His artwork is often used in many different types of merchandise. He could bring copyright claims against such use, but that would require him disclosing his identity as the owner of the copyright. To deal with this conundrum, he has registered many of his most famous pieces as EU trademarks.
Several of his trademarks have been cancelled for bad faith. These include “Love Rat” and “Flower Thrower”. These registrations were invalidated because of Banksy’s statements that he had no intention of commercialising the works, and he had only used the trademarks in order to avoid their cancellation for non-use.
The EUIPO decided that obtaining exclusive rights for the works for reasons other than to sell goods or services amounted to bad faith. On the other, Banksy’s other works, like the Monkey, have been found having been filed without any bad faith. While there was some effort on the part of EUIPO to try to distinguish these cases from each other, the distinctions were not really credible.
The fact is that the decisions were simply inconsistent. It is not plausible some of Banksy’s works were filed as trademarks in bad faith while others were not. None of Banksy’s cases went to EU courts, so there is no higher instance decision on whether Banksy abused the EU trademark system with his applications.

▶ _PROBLEMS TO WORK ON_
A. In the Banksy trademark excerpt, which two trademarks are named as cancelled for bad faith?
B. Please transcribe the Banksy trademark excerpt, starting with "The EUIPO decided" and going on through "with his applications.".
C. Go on with the Banksy trademark excerpt from the point where it stops.

(Element and coordinate records)
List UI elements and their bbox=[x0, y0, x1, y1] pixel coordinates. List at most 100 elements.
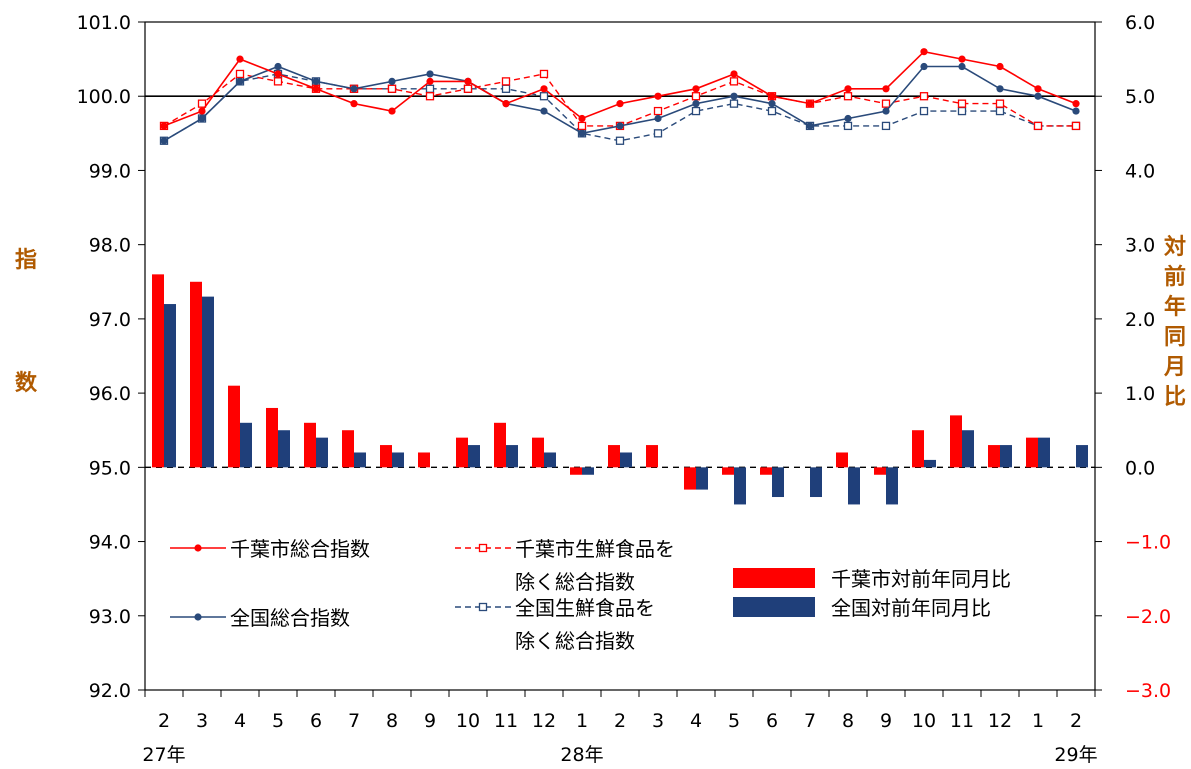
line-point bbox=[1071, 121, 1081, 131]
bar-chiba-yoy bbox=[684, 467, 696, 490]
x-tick-label: 11 bbox=[950, 710, 974, 732]
bar-chiba-yoy bbox=[874, 467, 886, 475]
x-tick-label: 7 bbox=[804, 710, 816, 732]
x-axis-year-labels: 27年 28年 29年 bbox=[142, 744, 1097, 766]
bar-chiba-yoy bbox=[1026, 437, 1038, 468]
line-point bbox=[616, 122, 624, 130]
bar-national-yoy bbox=[506, 445, 518, 468]
x-tick-label: 8 bbox=[386, 710, 398, 732]
line-point bbox=[464, 77, 472, 85]
right-axis-title-char: 年 bbox=[1164, 294, 1186, 320]
line-point bbox=[958, 62, 966, 71]
left-tick-label: 100.0 bbox=[77, 86, 131, 108]
line-point bbox=[881, 121, 891, 131]
line-point bbox=[615, 136, 625, 145]
line-point bbox=[350, 100, 358, 108]
right-axis-title-char: 比 bbox=[1164, 385, 1186, 410]
legend-label: 全国総合指数 bbox=[230, 606, 350, 630]
right-tick-label: 3.0 bbox=[1125, 235, 1155, 257]
right-axis-title-char: 同 bbox=[1164, 325, 1186, 350]
bar-national-yoy bbox=[316, 437, 328, 468]
line-point bbox=[198, 107, 206, 115]
right-axis-title-char: 月 bbox=[1163, 355, 1186, 380]
line-point bbox=[692, 85, 700, 93]
line-point bbox=[691, 92, 701, 101]
bar-national-yoy bbox=[1076, 445, 1088, 468]
line-point bbox=[235, 69, 245, 79]
left-tick-label: 93.0 bbox=[89, 606, 131, 628]
right-tick-label: −1.0 bbox=[1125, 532, 1171, 554]
x-tick-label: 3 bbox=[652, 710, 664, 732]
bar-national-yoy bbox=[240, 422, 252, 468]
line-point bbox=[653, 106, 663, 116]
line-point bbox=[312, 77, 320, 85]
left-axis-title: 指数 bbox=[15, 248, 38, 396]
line-chiba-index bbox=[163, 50, 1077, 127]
x-tick-label: 7 bbox=[348, 710, 360, 732]
x-tick-label: 10 bbox=[456, 710, 480, 732]
x-tick-label: 2 bbox=[1070, 710, 1082, 732]
x-tick-label: 11 bbox=[494, 710, 518, 732]
x-tick-label: 6 bbox=[310, 710, 322, 732]
line-point bbox=[388, 77, 396, 85]
bar-national-yoy bbox=[354, 452, 366, 468]
line-point bbox=[919, 92, 929, 101]
bar-national-yoy bbox=[962, 430, 974, 468]
line-point bbox=[502, 100, 510, 108]
bar-chiba-yoy bbox=[532, 437, 544, 468]
year-label: 27年 bbox=[142, 744, 185, 766]
line-point bbox=[463, 84, 473, 93]
bar-national-yoy bbox=[202, 296, 214, 468]
line-point bbox=[426, 77, 434, 85]
line-point bbox=[957, 106, 967, 116]
line-point bbox=[768, 92, 776, 100]
bar-chiba-yoy bbox=[646, 445, 658, 468]
bar-series bbox=[152, 274, 1088, 505]
bar-chiba-yoy bbox=[190, 281, 202, 468]
x-tick-label: 9 bbox=[880, 710, 892, 732]
line-national-core-index bbox=[163, 73, 1076, 142]
right-tick-label: 5.0 bbox=[1125, 86, 1155, 108]
right-tick-label: 4.0 bbox=[1125, 160, 1155, 182]
line-point bbox=[844, 85, 852, 93]
x-axis-month-ticks: 2 3 4 5 6 7 8 9 10 11 12 1 2 3 4 5 6 7 8 9 10 11 12 1 2 bbox=[144, 690, 1096, 732]
line-point bbox=[730, 70, 738, 78]
bar-chiba-yoy bbox=[608, 445, 620, 468]
bar-chiba-yoy bbox=[228, 385, 240, 468]
line-point bbox=[426, 70, 434, 78]
line-point bbox=[160, 122, 168, 130]
x-tick-label: 4 bbox=[234, 710, 246, 732]
bar-chiba-yoy bbox=[950, 415, 962, 468]
line-point bbox=[654, 114, 662, 123]
x-tick-label: 1 bbox=[1032, 710, 1044, 732]
bar-national-yoy bbox=[392, 452, 404, 468]
x-tick-label: 12 bbox=[532, 710, 556, 732]
line-chiba-core-index bbox=[163, 73, 1076, 127]
x-tick-label: 3 bbox=[196, 710, 208, 732]
legend-label: 除く総合指数 bbox=[515, 570, 635, 594]
x-tick-label: 12 bbox=[988, 710, 1012, 732]
bar-chiba-yoy bbox=[570, 467, 582, 475]
plot-frame bbox=[144, 21, 1096, 691]
line-point bbox=[1034, 92, 1042, 100]
line-point bbox=[274, 62, 282, 71]
line-point bbox=[236, 77, 244, 85]
line-point bbox=[540, 85, 548, 93]
bar-national-yoy bbox=[468, 445, 480, 468]
legend-label: 千葉市総合指数 bbox=[230, 537, 370, 561]
bar-national-yoy bbox=[544, 452, 556, 468]
line-point bbox=[920, 48, 928, 56]
bar-chiba-yoy bbox=[988, 445, 1000, 468]
bar-national-yoy bbox=[164, 304, 176, 468]
left-axis-ticks: 101.0 100.0 99.0 98.0 97.0 96.0 95.0 94.0 93.0 92… bbox=[77, 12, 145, 702]
line-point bbox=[729, 77, 739, 86]
line-point bbox=[387, 84, 397, 93]
bar-chiba-yoy bbox=[342, 430, 354, 468]
line-point bbox=[197, 99, 207, 108]
line-point bbox=[691, 106, 701, 116]
right-tick-label: 2.0 bbox=[1125, 309, 1155, 331]
line-point bbox=[236, 55, 244, 63]
line-point bbox=[654, 92, 662, 100]
line-point bbox=[312, 85, 320, 93]
line-point bbox=[501, 77, 511, 86]
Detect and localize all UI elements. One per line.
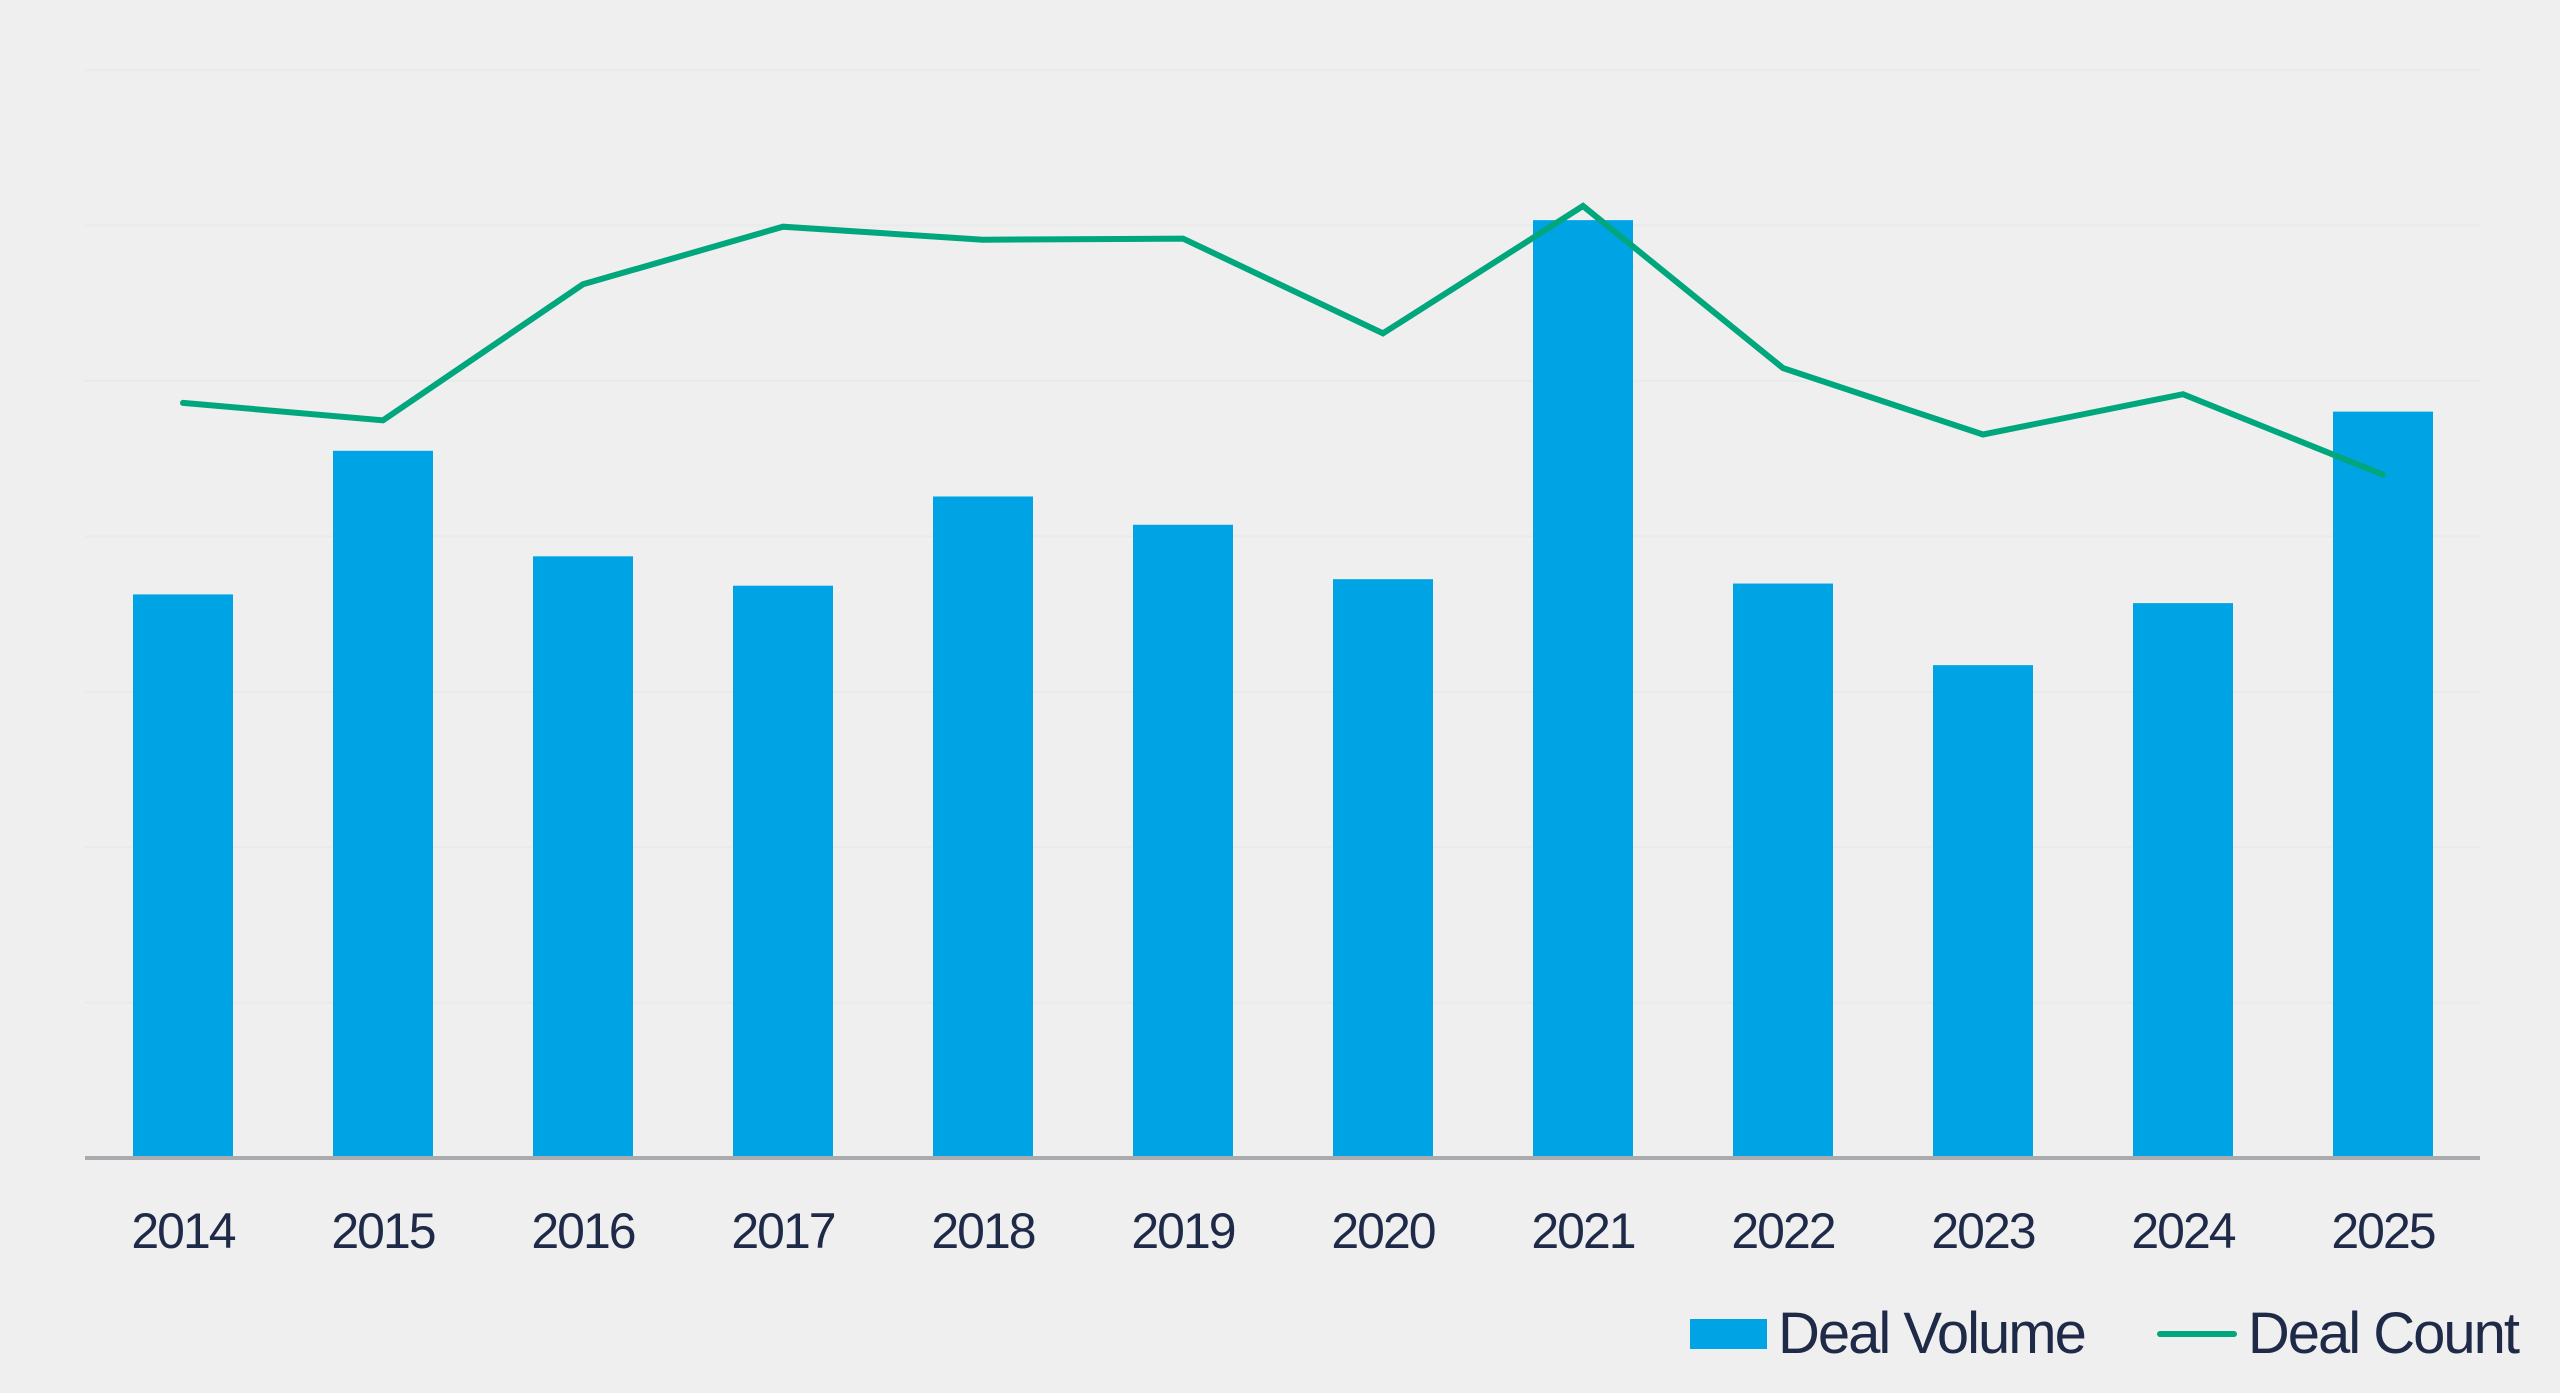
deal-volume-swatch-icon	[1690, 1319, 1767, 1349]
bar-2014	[133, 594, 233, 1158]
x-tick-2018: 2018	[931, 1203, 1036, 1259]
bar-2020	[1333, 579, 1433, 1158]
legend-label-deal-count: Deal Count	[2247, 1301, 2520, 1366]
x-tick-2025: 2025	[2331, 1203, 2436, 1259]
bar-2024	[2133, 603, 2233, 1158]
chart-legend: Deal Volume Deal Count	[1690, 1301, 2520, 1366]
bar-2022	[1733, 583, 1833, 1158]
x-tick-2017: 2017	[731, 1203, 836, 1259]
x-tick-2022: 2022	[1731, 1203, 1836, 1259]
x-axis-labels: 2014 2015 2016 2017 2018 2019 2020 2021 2022 2023…	[0, 1200, 2560, 1270]
x-tick-2016: 2016	[531, 1203, 636, 1259]
x-tick-2015: 2015	[331, 1203, 436, 1259]
legend-label-deal-volume: Deal Volume	[1778, 1301, 2087, 1366]
bar-2021	[1533, 220, 1633, 1159]
bar-2015	[333, 450, 433, 1158]
legend-item-deal-volume: Deal Volume	[1690, 1301, 2087, 1366]
legend-item-deal-count: Deal Count	[2156, 1301, 2520, 1366]
x-tick-2019: 2019	[1131, 1203, 1236, 1259]
bar-2018	[933, 496, 1033, 1159]
bar-2023	[1933, 665, 2033, 1158]
x-tick-2023: 2023	[1931, 1203, 2036, 1259]
bar-2019	[1133, 524, 1233, 1158]
bar-2017	[733, 585, 833, 1158]
bar-2025	[2333, 411, 2433, 1159]
x-tick-2024: 2024	[2131, 1203, 2236, 1259]
bar-2016	[533, 556, 633, 1158]
deal-count-line-swatch-icon	[2156, 1331, 2237, 1337]
x-axis-line	[85, 1156, 2480, 1160]
x-tick-2020: 2020	[1331, 1203, 1436, 1259]
deal-count-line	[180, 202, 2386, 478]
x-tick-2021: 2021	[1531, 1203, 1636, 1259]
x-tick-2014: 2014	[131, 1203, 236, 1259]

▶ _TASK-BY-TASK OUTPUTS_
A. "Love Rat" and "Flower Thrower."

B.
The EUIPO decided that obtaining exclusive rights for the works for reasons other than to sell goods or services amounted to bad faith. On the other, Banksy’s other works, like the Monkey, have been found having been filed without any bad faith. While there was some effort on the part of EUIPO to try to distinguish these cases from each other, the distinctions were not really credible.
The fact is that the decisions were simply inconsistent. It is not plausible some of Banksy’s works were filed as trademarks in bad faith while others were not. None of Banksy’s cases went to EU courts, so there is no higher instance decision on whether Banksy abused the EU trademark system with his applications.

C.
Conclusion
Many of the issues highlighted above are not very typical. However, some important lessons can be learnt from them:
1. Register your trademarks as early as possible. If somebody registers a similar name, you might be prevented from using your name commercially.
2. Make sure you have the documentation in order. If a company goes bankrupt or the owner dies, it will be difficult to deal with the registrations if documentation is not in order.
3. The owner is extremely famous, like Messi, he can get preferential treatment. As Lewis Hamilton found out, the bar is extremely high.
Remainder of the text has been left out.